WHAT THE TASK REQUIRES:
Images appear in the records below; leave them out and repeat everything else exactly.
*** SUPPLIED MATERIAL
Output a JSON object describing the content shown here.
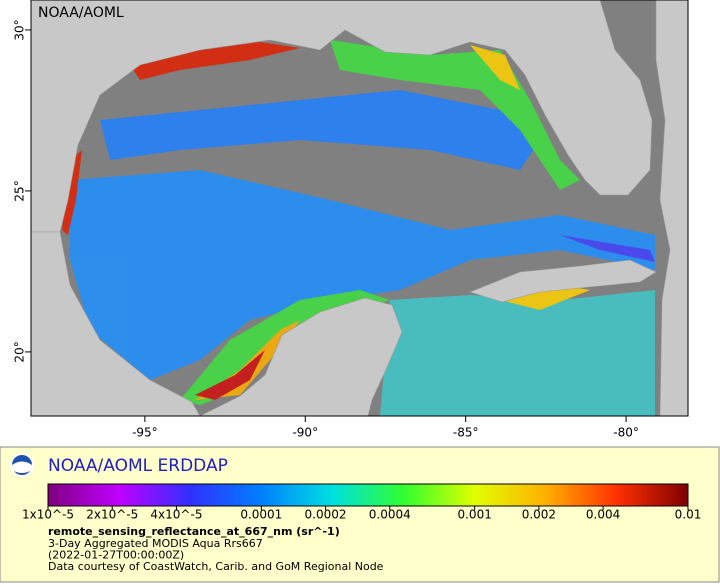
{
  "map": {
    "title": "NOAA/AOML",
    "xlim": [
      -98.55,
      -78.07
    ],
    "ylim": [
      18.01,
      30.93
    ],
    "xticks": [
      {
        "value": -95,
        "label": "-95°"
      },
      {
        "value": -90,
        "label": "-90°"
      },
      {
        "value": -85,
        "label": "-85°"
      },
      {
        "value": -80,
        "label": "-80°"
      }
    ],
    "yticks": [
      {
        "value": 20,
        "label": "20°"
      },
      {
        "value": 25,
        "label": "25°"
      },
      {
        "value": 30,
        "label": "30°"
      }
    ]
  },
  "legend": {
    "title": "NOAA/AOML ERDDAP",
    "colorbar": {
      "log_scale": true,
      "lim": [
        1e-05,
        0.01
      ],
      "ticks": [
        {
          "value": 1e-05,
          "label": "1x10^-5"
        },
        {
          "value": 2e-05,
          "label": "2x10^-5"
        },
        {
          "value": 4e-05,
          "label": "4x10^-5"
        },
        0.0001,
        0.0002,
        0.0004,
        0.001,
        0.002,
        0.004,
        0.01
      ],
      "colors": [
        "#80007f",
        "#c000ff",
        "#3030ff",
        "#0080ff",
        "#00e0e0",
        "#30ff30",
        "#e0ff00",
        "#ffb000",
        "#ff3000",
        "#800000"
      ]
    },
    "variable": "remote_sensing_reflectance_at_667_nm (sr^-1)",
    "lines": [
      "3-Day Aggregated MODIS Aqua Rrs667",
      "(2022-01-27T00:00:00Z)",
      "Data courtesy of CoastWatch, Carib. and GoM Regional Node"
    ]
  }
}
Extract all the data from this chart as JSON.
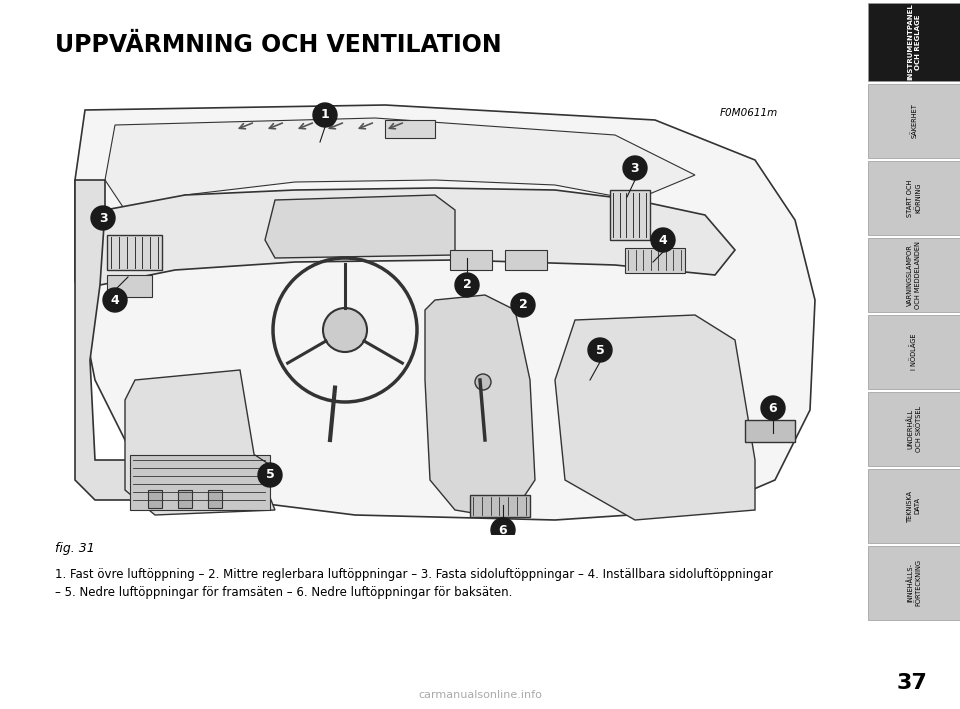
{
  "bg_color": "#ffffff",
  "title": "UPPVÄRMNING OCH VENTILATION",
  "fig_label": "F0M0611m",
  "fig_caption": "fig. 31",
  "caption_line1": "1. Fast övre luftöppning – 2. Mittre reglerbara luftöppningar – 3. Fasta sidoluftöppningar – 4. Inställbara sidoluftöppningar",
  "caption_line2": "– 5. Nedre luftöppningar för framsäten – 6. Nedre luftöppningar för baksäten.",
  "sidebar_items": [
    {
      "label": "INSTRUMENTPANEL\nOCH REGLAGE",
      "bg": "#1a1a1a",
      "fg": "#ffffff"
    },
    {
      "label": "SÄKERHET",
      "bg": "#c8c8c8",
      "fg": "#000000"
    },
    {
      "label": "START OCH\nKÖRNING",
      "bg": "#c8c8c8",
      "fg": "#000000"
    },
    {
      "label": "VARNINGSLAMPOR\nOCH MEDDELANDEN",
      "bg": "#c8c8c8",
      "fg": "#000000"
    },
    {
      "label": "I NÖDLÄGE",
      "bg": "#c8c8c8",
      "fg": "#000000"
    },
    {
      "label": "UNDERHÅLL\nOCH SKÖTSEL",
      "bg": "#c8c8c8",
      "fg": "#000000"
    },
    {
      "label": "TEKNISKA\nDATA",
      "bg": "#c8c8c8",
      "fg": "#000000"
    },
    {
      "label": "INNEHÅLLS-\nFÖRTECKNING",
      "bg": "#c8c8c8",
      "fg": "#000000"
    }
  ],
  "page_number": "37",
  "watermark": "carmanualsonline.info"
}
******
SOLUTION TO THIS TASK:
Output a JSON object describing the content shown here.
{
  "map": {
    "title": "NOAA/AOML",
    "xlim": [
      -98.55,
      -78.07
    ],
    "ylim": [
      18.01,
      30.93
    ],
    "xticks": [
      {
        "value": -95,
        "label": "-95°"
      },
      {
        "value": -90,
        "label": "-90°"
      },
      {
        "value": -85,
        "label": "-85°"
      },
      {
        "value": -80,
        "label": "-80°"
      }
    ],
    "yticks": [
      {
        "value": 20,
        "label": "20°"
      },
      {
        "value": 25,
        "label": "25°"
      },
      {
        "value": 30,
        "label": "30°"
      }
    ]
  },
  "legend": {
    "title": "NOAA/AOML ERDDAP",
    "colorbar": {
      "log_scale": true,
      "lim": [
        1e-05,
        0.01
      ],
      "ticks": [
        {
          "value": 1e-05,
          "label": "1x10^-5"
        },
        {
          "value": 2e-05,
          "label": "2x10^-5"
        },
        {
          "value": 4e-05,
          "label": "4x10^-5"
        },
        0.0001,
        0.0002,
        0.0004,
        0.001,
        0.002,
        0.004,
        0.01
      ],
      "colors": [
        "#80007f",
        "#c000ff",
        "#3030ff",
        "#0080ff",
        "#00e0e0",
        "#30ff30",
        "#e0ff00",
        "#ffb000",
        "#ff3000",
        "#800000"
      ]
    },
    "variable": "remote_sensing_reflectance_at_667_nm (sr^-1)",
    "lines": [
      "3-Day Aggregated MODIS Aqua Rrs667",
      "(2022-01-27T00:00:00Z)",
      "Data courtesy of CoastWatch, Carib. and GoM Regional Node"
    ]
  }
}
Extract all the data from this chart as JSON.
{
  "bg_color": "#ffffff",
  "title": "UPPVÄRMNING OCH VENTILATION",
  "fig_label": "F0M0611m",
  "fig_caption": "fig. 31",
  "caption_line1": "1. Fast övre luftöppning – 2. Mittre reglerbara luftöppningar – 3. Fasta sidoluftöppningar – 4. Inställbara sidoluftöppningar",
  "caption_line2": "– 5. Nedre luftöppningar för framsäten – 6. Nedre luftöppningar för baksäten.",
  "sidebar_items": [
    {
      "label": "INSTRUMENTPANEL\nOCH REGLAGE",
      "bg": "#1a1a1a",
      "fg": "#ffffff"
    },
    {
      "label": "SÄKERHET",
      "bg": "#c8c8c8",
      "fg": "#000000"
    },
    {
      "label": "START OCH\nKÖRNING",
      "bg": "#c8c8c8",
      "fg": "#000000"
    },
    {
      "label": "VARNINGSLAMPOR\nOCH MEDDELANDEN",
      "bg": "#c8c8c8",
      "fg": "#000000"
    },
    {
      "label": "I NÖDLÄGE",
      "bg": "#c8c8c8",
      "fg": "#000000"
    },
    {
      "label": "UNDERHÅLL\nOCH SKÖTSEL",
      "bg": "#c8c8c8",
      "fg": "#000000"
    },
    {
      "label": "TEKNISKA\nDATA",
      "bg": "#c8c8c8",
      "fg": "#000000"
    },
    {
      "label": "INNEHÅLLS-\nFÖRTECKNING",
      "bg": "#c8c8c8",
      "fg": "#000000"
    }
  ],
  "page_number": "37",
  "watermark": "carmanualsonline.info"
}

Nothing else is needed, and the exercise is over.